— Work required —
Repeat the listing exactly as given, omitting every image.
★ ★ ★ ★
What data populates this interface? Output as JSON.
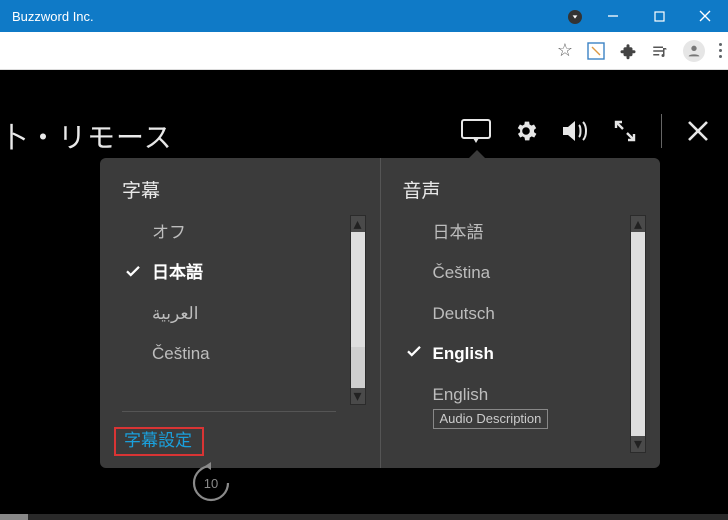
{
  "window": {
    "title": "Buzzword Inc."
  },
  "video": {
    "title": "卜・リモース"
  },
  "subtitle_panel": {
    "heading": "字幕",
    "items": [
      {
        "label": "オフ",
        "selected": false
      },
      {
        "label": "日本語",
        "selected": true
      },
      {
        "label": "العربية",
        "selected": false
      },
      {
        "label": "Čeština",
        "selected": false
      }
    ],
    "settings_label": "字幕設定"
  },
  "audio_panel": {
    "heading": "音声",
    "items": [
      {
        "label": "日本語",
        "selected": false
      },
      {
        "label": "Čeština",
        "selected": false
      },
      {
        "label": "Deutsch",
        "selected": false
      },
      {
        "label": "English",
        "selected": true
      },
      {
        "label": "English",
        "badge": "Audio Description",
        "selected": false
      }
    ]
  },
  "rewind_seconds": "10"
}
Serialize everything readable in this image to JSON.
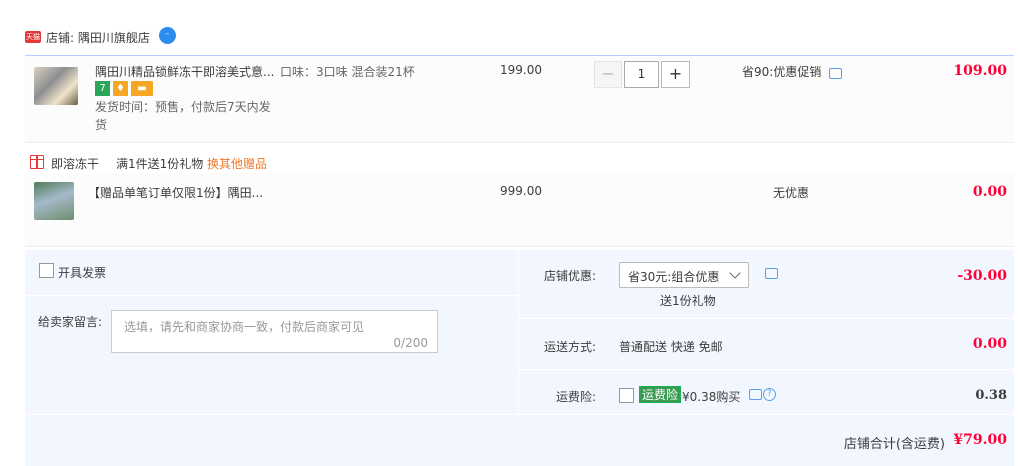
★ ★ ★ ★
— Task response —
What data populates this interface? Output as JSON.
{
  "window": {
    "title": "Buzzword Inc."
  },
  "video": {
    "title": "卜・リモース"
  },
  "subtitle_panel": {
    "heading": "字幕",
    "items": [
      {
        "label": "オフ",
        "selected": false
      },
      {
        "label": "日本語",
        "selected": true
      },
      {
        "label": "العربية",
        "selected": false
      },
      {
        "label": "Čeština",
        "selected": false
      }
    ],
    "settings_label": "字幕設定"
  },
  "audio_panel": {
    "heading": "音声",
    "items": [
      {
        "label": "日本語",
        "selected": false
      },
      {
        "label": "Čeština",
        "selected": false
      },
      {
        "label": "Deutsch",
        "selected": false
      },
      {
        "label": "English",
        "selected": true
      },
      {
        "label": "English",
        "badge": "Audio Description",
        "selected": false
      }
    ]
  },
  "rewind_seconds": "10"
}
Serialize everything readable in this image to JSON.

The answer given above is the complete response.